*COMPITI ED ESERCIZI*.
**A)** Nel testo sulla plastica, quante volte al massimo si possono riciclare i polimeri riciclabili?
**B)** Le affermazioni seguenti concordano con il testo sulla plastica? Per ciascuna rispondi sì o no e cita le parole del testo che lo stabiliscono.
(i) Plastic-free significa un mondo senza plastica.
(ii) Tutti i polimeri sono riciclabili.
(iii) Dal PET delle bottiglie spesso si ricavano tessuti sintetici.
**C)** Secondo il testo sulla plastica, che cosa devono garantire le alternative presenti sul mercato perché la plastica monouso si possa eliminare o sostituire? Elencale tutte.

*ESTRATTO FORNITO*.
- - -

La plastica è inquinante: in fase di smaltimento la diossina provoca danni all’ambiente ed al nostro organismo. Invade gli oceani, soffoca il pianeta.
Cosa significa Plastic-free?
Il termine inglese si traduce in “liberi dalla plastica”. Non è un semplice slogan ma un impegno per gestire al meglio un materiale che ha invaso l’intero pianeta. Plastic-free è sinonimo di responsabilità ambientale e sociale che tutti, dal cittadino all’azienda, dovrebbero dimostrare ogni giorno.
Attenzione, però.
Plastic-free non significa un mondo senza plastica. Il suo impiego non si può eliminare del tutto. Si può eliminare o sostituire in caso di utilizzo monouso e soltanto se esistono sul mercato alternative che possano garantire igiene, conservazione e integrità del prodotto. In certi casi, la plastica resta insostituibile perché non ci sono materiali che possano assicurare le stesse prestazioni.
Indice
Plastic-free o riciclo della plastica?
La grande famiglia della plastica comprende diversi tipi di polimeri. Non tutti i polimeri sono riciclabili. Riciclo e raccolta differenziata di plastica vengono usati impropriamente come sinonimo. In realtà, spesso il riciclo è impossibile per via di additivi e coloranti aggiunti che possono contaminare i cibi.
I polimeri riciclabili, d’altro canto, non possono essere riciclati all’infinito, ma al massimo 3-4 volte in quanto perdono volume, peso e qualità ad ogni passaggio, tanto che risulta impossibile utilizzarli per produrre oggetti. Dalla plastica più idonea al riciclo (il PET delle bottiglie) spesso si ottengono tessuti sintetici anziché bottiglie. In generale, la plastica riciclata per produrre oggetti da usare per poco tempo non ha senso da un punto di vista economico.
La plastica ottenuta dal petrolio non rinnovabile è molto durevole: il processo di biodegradazione può durare secoli.
Parlando di riciclo non dimentichiamo che anche questo comporta consumo di energie e risorse. Qualsiasi materiale alternativo necessita di materie prime ed energie per essere prodotto. Che impatto avrebbe poi sul pianeta oltre che sull’economia? Non è dato di saperlo. L’unica cosa certa è che il mondo ha bisogno di liberarsi della plastica accumulata nel corso del tempo e in fretta.

- - -

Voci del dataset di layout

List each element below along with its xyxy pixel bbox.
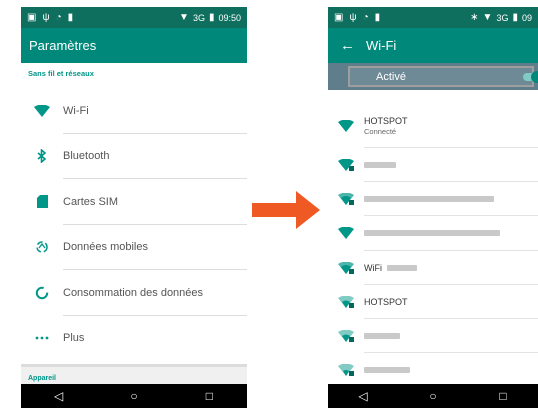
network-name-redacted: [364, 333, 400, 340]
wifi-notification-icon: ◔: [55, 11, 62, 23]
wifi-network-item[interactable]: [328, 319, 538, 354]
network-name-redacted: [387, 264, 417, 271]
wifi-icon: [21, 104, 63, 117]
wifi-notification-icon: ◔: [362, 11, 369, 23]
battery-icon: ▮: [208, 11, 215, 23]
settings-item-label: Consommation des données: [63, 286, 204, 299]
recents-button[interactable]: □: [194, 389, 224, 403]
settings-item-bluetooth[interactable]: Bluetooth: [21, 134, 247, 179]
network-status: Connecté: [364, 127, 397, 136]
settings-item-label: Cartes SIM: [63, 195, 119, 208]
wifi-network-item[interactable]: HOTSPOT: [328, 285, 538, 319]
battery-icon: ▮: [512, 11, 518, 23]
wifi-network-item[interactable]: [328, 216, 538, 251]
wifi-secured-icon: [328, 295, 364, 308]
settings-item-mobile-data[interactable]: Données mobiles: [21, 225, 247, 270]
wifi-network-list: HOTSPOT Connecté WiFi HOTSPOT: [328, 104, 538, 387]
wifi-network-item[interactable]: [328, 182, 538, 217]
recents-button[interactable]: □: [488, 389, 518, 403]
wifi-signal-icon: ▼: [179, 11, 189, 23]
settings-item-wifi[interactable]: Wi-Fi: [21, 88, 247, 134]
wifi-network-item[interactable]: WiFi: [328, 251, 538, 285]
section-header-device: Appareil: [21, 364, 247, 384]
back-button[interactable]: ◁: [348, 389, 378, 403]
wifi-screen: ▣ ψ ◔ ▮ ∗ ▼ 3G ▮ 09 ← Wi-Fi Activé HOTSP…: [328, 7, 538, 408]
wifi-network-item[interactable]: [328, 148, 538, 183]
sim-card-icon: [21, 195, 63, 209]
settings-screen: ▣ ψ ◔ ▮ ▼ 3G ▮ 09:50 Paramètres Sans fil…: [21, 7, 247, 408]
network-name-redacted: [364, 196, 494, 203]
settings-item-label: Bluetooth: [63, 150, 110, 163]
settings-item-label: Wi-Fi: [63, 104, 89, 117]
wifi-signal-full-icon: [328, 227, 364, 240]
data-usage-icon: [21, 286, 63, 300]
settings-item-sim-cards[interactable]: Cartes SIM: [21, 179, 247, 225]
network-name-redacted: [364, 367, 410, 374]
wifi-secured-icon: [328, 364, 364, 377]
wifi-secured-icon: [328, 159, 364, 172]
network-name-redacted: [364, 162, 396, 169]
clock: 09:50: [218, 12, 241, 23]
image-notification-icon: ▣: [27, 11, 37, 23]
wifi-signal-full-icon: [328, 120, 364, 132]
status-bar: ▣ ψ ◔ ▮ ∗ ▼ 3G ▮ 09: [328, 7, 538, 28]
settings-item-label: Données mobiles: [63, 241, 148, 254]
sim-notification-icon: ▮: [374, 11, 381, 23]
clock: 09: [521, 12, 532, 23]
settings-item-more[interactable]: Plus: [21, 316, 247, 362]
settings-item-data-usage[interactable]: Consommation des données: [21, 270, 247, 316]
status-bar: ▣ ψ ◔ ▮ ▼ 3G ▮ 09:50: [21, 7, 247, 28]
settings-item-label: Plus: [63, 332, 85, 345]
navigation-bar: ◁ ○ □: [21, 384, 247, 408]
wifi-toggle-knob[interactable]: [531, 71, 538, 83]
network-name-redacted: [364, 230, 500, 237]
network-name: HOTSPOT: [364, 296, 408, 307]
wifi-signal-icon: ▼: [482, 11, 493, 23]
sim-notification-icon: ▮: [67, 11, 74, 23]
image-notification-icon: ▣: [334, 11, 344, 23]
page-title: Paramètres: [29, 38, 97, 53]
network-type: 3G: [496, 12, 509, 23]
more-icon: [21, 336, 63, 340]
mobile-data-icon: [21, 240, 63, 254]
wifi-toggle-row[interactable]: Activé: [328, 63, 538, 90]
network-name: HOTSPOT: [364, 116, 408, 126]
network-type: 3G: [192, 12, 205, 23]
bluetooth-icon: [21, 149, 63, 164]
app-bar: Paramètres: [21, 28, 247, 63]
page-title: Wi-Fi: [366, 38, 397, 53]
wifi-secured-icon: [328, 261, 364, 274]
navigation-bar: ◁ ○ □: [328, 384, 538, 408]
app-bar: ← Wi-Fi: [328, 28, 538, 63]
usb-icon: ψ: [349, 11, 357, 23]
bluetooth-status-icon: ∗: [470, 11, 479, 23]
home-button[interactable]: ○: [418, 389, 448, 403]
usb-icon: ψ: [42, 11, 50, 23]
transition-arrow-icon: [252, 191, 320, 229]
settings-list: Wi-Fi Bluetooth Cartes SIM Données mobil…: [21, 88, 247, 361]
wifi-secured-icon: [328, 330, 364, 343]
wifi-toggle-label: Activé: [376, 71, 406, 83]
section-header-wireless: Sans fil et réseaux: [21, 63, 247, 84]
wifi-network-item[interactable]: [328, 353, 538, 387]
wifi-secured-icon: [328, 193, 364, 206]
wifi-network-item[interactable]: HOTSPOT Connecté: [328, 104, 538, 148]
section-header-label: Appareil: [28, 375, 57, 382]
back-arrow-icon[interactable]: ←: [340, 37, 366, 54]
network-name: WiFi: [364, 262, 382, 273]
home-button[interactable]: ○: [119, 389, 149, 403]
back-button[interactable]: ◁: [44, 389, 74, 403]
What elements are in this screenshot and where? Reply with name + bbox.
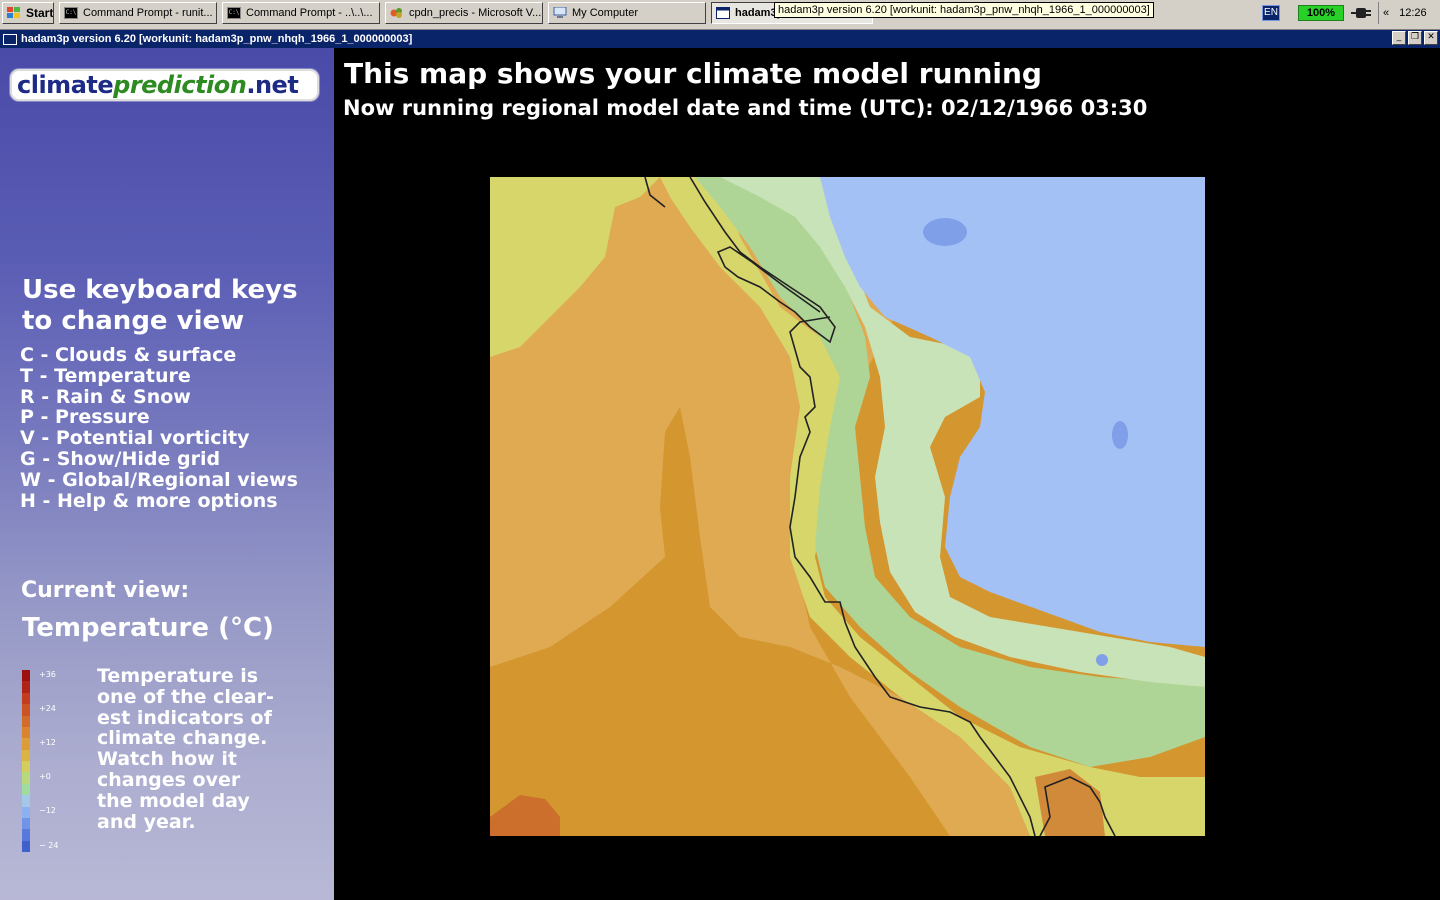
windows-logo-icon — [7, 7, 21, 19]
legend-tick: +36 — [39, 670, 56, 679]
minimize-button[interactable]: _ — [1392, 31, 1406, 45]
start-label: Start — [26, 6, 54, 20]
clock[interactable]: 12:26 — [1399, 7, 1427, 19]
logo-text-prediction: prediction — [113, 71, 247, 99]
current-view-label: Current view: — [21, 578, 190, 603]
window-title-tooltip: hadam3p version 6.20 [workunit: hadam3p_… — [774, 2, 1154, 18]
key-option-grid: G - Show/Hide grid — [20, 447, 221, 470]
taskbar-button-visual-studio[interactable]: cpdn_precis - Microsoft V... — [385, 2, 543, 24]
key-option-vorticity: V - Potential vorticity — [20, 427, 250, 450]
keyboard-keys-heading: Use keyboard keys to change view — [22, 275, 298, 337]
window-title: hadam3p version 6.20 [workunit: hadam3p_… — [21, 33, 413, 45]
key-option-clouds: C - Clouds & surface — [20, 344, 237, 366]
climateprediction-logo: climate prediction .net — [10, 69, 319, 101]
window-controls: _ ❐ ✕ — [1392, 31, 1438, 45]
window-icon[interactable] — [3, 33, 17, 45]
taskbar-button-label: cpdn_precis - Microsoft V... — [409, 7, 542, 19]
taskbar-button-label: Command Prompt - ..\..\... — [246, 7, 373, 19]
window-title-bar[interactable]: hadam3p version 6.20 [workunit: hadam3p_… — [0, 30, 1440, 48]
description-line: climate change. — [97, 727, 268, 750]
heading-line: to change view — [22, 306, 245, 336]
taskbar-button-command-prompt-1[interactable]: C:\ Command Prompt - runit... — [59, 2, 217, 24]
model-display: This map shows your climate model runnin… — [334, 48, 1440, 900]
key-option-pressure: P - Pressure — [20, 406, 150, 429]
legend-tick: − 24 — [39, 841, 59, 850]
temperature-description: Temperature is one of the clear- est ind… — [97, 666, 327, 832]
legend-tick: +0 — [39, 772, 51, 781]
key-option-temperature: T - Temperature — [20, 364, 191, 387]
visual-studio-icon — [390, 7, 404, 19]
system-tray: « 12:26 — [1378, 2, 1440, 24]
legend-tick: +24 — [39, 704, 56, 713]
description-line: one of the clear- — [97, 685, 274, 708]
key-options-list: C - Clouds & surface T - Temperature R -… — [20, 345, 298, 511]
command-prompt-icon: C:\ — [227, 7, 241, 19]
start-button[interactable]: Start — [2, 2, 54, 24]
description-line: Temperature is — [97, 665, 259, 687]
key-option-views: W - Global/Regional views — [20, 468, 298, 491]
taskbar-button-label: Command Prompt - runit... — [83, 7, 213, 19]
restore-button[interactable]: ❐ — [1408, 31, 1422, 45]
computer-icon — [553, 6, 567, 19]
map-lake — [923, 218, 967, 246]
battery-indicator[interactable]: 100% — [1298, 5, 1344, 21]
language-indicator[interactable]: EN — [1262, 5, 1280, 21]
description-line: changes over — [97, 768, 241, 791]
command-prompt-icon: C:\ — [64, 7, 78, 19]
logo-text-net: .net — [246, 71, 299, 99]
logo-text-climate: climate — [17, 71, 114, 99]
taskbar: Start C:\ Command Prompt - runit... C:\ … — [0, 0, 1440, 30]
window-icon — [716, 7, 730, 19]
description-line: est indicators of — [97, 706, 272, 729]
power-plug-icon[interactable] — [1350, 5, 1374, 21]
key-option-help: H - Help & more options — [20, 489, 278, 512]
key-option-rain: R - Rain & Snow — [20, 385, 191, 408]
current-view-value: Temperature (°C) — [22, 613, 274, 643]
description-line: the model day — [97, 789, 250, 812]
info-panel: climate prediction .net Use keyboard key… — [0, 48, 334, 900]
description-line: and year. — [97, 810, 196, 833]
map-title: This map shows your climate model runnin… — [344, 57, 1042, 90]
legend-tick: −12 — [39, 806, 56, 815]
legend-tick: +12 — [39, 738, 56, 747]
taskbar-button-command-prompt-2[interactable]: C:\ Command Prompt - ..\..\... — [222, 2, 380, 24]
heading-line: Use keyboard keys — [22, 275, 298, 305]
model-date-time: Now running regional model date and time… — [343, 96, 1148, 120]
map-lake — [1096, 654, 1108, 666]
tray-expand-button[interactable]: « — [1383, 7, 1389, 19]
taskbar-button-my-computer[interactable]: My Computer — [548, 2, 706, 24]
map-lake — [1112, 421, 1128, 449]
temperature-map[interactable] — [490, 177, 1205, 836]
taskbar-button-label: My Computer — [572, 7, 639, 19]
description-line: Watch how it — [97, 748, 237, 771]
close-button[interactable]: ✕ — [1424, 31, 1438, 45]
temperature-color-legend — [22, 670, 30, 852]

- - -

*RISULTATI IN ORDINE*.
**A)** Al massimo 3-4 volte.

**B)**
(i) No: "Plastic-free non significa un mondo senza plastica."
(ii) No: "Non tutti i polimeri sono riciclabili."
(iii) Sì: "Dalla plastica più idonea al riciclo (il PET delle bottiglie) spesso si ottengono tessuti sintetici anziché bottiglie."

**C)** Igiene, conservazione, integrità del prodotto.